In 2010, when Mayfield was a sprightly 75, he had retired from teaching at the University of Utah and was ready to pass the baton at CHOICE as well. His wife, he jokes, was certainly ready for him to retire. But an experience he had in Nepal changed his mind. 

CHOICE had helped one village in Nepal to eradicate poverty. Mayfield traveled to Nepal when CHOICE’S in-country director, Bishnu Adhikari, was invited to receive an award. There, the president of Nepal announced that he wanted to support CHOICE, replicating the plan they had implemented in that village in 180 other villages. If successful, this would help bring 9,000 Nepalese out of extreme poverty.

It was an opportunity Mayfield didn’t want to miss out on. So, he kept working, and now, almost 10 years later, he hasn’t stopped. In the last year, Mayfield traveled to Nepal multiple times, staying a month or two on each trip and sleeping on the floor. 

The goal of the pilot program in Nepal was to eliminate poverty in all of these villages in three years. And it did. 

Now, CHOICE members plan to implement that same program in Guatemala. But Mayfield plans to slow down: He’ll travel to Guatemala only a handful of times in 2020. 

Some might suspect Mayfield has discovered the fountain of youth during his globetrotting. His real secret is much less glamorous; it comes from being conscious of his diet and consistent in exercise. He describes himself as “anxious to be healthy,” and walks or runs two to three times per week. He said he’s “very blessed.”

[Page layout parsing data]
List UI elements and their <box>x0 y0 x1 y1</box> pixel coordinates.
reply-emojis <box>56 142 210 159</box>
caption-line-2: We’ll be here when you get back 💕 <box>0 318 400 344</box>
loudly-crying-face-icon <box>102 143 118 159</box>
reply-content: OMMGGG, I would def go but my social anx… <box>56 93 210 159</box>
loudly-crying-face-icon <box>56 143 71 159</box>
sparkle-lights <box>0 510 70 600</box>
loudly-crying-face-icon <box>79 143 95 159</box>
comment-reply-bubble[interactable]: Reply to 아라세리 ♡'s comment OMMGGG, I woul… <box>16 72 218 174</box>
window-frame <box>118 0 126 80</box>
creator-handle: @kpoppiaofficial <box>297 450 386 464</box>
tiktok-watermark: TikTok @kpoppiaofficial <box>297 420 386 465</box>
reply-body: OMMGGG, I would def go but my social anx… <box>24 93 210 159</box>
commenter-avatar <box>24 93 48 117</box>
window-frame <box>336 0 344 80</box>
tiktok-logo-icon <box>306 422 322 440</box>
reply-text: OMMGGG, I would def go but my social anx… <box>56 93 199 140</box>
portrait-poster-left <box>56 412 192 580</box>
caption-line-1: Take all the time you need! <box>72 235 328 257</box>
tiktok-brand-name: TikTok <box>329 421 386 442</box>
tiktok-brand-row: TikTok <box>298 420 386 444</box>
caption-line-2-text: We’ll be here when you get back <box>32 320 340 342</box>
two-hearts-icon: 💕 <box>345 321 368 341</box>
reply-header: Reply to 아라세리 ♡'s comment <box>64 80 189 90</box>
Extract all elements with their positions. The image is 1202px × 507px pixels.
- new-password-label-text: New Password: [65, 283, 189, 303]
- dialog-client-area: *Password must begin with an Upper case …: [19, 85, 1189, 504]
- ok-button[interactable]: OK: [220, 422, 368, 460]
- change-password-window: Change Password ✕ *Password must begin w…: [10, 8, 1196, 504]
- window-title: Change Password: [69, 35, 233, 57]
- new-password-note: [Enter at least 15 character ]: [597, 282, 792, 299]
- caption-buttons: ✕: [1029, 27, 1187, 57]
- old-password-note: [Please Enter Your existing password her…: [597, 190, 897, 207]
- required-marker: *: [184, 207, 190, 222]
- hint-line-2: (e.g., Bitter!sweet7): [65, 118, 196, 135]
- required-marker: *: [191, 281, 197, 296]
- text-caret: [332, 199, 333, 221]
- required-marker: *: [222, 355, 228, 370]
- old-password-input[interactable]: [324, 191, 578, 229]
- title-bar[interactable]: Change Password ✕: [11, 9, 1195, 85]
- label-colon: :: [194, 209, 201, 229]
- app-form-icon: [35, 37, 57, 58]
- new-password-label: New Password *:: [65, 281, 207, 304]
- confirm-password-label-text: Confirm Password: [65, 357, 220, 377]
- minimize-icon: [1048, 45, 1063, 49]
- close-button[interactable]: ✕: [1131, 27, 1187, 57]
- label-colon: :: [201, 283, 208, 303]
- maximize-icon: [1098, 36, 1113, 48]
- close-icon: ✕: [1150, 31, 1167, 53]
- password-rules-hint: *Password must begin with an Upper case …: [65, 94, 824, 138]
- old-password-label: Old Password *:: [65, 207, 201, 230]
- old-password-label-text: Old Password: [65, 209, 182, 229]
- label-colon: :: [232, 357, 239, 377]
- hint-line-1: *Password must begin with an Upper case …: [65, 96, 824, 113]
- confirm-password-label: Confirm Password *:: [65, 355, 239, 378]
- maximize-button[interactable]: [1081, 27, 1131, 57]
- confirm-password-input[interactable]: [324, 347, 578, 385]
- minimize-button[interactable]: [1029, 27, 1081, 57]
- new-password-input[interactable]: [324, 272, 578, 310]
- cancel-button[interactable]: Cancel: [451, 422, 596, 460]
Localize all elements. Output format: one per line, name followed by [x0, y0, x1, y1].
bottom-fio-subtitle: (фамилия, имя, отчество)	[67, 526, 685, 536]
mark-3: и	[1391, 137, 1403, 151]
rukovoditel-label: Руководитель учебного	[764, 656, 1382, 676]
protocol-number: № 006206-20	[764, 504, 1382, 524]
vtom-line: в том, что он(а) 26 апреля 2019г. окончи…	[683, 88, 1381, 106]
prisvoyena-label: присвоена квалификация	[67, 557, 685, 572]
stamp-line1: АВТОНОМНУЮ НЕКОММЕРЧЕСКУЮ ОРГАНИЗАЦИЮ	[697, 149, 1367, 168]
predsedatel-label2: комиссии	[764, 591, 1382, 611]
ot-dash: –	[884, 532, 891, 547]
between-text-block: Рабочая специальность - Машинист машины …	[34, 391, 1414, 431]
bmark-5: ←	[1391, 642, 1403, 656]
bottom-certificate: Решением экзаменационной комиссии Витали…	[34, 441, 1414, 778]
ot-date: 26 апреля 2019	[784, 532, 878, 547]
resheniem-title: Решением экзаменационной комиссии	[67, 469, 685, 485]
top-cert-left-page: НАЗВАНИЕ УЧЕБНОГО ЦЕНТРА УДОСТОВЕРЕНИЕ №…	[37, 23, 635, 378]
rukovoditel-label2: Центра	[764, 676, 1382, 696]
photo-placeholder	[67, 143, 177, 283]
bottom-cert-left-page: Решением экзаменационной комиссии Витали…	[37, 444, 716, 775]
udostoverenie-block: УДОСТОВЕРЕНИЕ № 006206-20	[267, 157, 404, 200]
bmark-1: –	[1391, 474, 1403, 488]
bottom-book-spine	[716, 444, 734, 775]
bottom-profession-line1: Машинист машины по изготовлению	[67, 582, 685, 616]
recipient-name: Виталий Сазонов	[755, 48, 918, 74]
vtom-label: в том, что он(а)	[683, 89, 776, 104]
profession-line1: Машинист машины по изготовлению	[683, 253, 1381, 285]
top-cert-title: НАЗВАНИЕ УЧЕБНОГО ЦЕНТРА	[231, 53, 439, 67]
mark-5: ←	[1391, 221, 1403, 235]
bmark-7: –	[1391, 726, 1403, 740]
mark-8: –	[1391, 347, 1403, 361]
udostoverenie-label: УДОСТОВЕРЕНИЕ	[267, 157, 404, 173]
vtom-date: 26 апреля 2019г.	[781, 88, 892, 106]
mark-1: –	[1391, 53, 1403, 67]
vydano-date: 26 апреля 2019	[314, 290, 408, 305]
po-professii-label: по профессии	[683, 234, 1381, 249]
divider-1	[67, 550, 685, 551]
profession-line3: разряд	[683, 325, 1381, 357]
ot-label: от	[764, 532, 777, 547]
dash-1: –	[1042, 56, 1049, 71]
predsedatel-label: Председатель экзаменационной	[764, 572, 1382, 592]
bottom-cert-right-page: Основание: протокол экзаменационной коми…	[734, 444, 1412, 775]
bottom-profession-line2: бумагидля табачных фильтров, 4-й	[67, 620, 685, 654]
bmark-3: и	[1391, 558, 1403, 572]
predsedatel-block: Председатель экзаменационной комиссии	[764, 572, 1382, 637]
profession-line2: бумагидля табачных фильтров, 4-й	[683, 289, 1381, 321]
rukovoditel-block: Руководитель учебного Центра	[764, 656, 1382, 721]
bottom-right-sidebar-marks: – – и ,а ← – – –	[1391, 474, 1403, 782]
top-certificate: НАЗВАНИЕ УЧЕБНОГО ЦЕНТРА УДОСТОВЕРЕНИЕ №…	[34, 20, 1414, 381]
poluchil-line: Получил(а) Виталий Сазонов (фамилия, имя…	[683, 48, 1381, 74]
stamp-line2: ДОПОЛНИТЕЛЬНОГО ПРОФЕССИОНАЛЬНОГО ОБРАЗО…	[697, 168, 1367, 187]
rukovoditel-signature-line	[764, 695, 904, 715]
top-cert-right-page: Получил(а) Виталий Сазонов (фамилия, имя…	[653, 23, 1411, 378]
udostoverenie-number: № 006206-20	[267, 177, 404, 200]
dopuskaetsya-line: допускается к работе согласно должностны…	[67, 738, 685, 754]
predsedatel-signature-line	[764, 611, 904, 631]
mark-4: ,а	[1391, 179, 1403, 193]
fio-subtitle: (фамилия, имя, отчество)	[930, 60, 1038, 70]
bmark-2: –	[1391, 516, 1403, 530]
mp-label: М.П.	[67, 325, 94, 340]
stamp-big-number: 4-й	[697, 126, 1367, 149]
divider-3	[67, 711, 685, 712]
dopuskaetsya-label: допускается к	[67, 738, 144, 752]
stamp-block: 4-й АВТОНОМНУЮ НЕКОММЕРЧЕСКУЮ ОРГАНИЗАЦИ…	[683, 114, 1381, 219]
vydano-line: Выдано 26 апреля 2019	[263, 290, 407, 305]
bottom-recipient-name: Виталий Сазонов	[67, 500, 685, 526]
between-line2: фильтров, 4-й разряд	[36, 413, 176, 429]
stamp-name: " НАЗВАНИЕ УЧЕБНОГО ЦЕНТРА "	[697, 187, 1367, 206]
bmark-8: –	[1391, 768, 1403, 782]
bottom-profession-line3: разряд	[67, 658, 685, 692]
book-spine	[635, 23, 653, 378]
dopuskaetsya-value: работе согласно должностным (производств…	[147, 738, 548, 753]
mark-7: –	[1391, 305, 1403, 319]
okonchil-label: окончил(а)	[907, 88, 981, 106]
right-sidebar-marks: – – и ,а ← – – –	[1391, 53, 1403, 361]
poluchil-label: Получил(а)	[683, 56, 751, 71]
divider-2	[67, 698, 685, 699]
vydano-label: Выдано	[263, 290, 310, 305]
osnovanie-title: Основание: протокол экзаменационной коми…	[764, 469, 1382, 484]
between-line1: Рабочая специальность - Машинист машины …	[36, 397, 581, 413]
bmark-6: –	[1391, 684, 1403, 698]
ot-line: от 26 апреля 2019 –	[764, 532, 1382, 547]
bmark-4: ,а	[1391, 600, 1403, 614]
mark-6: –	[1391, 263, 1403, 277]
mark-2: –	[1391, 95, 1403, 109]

--- Work instruction ---
According to the passage about Mayfield, how often does he walk or run?

--- Answer section ---
Two to three times per week.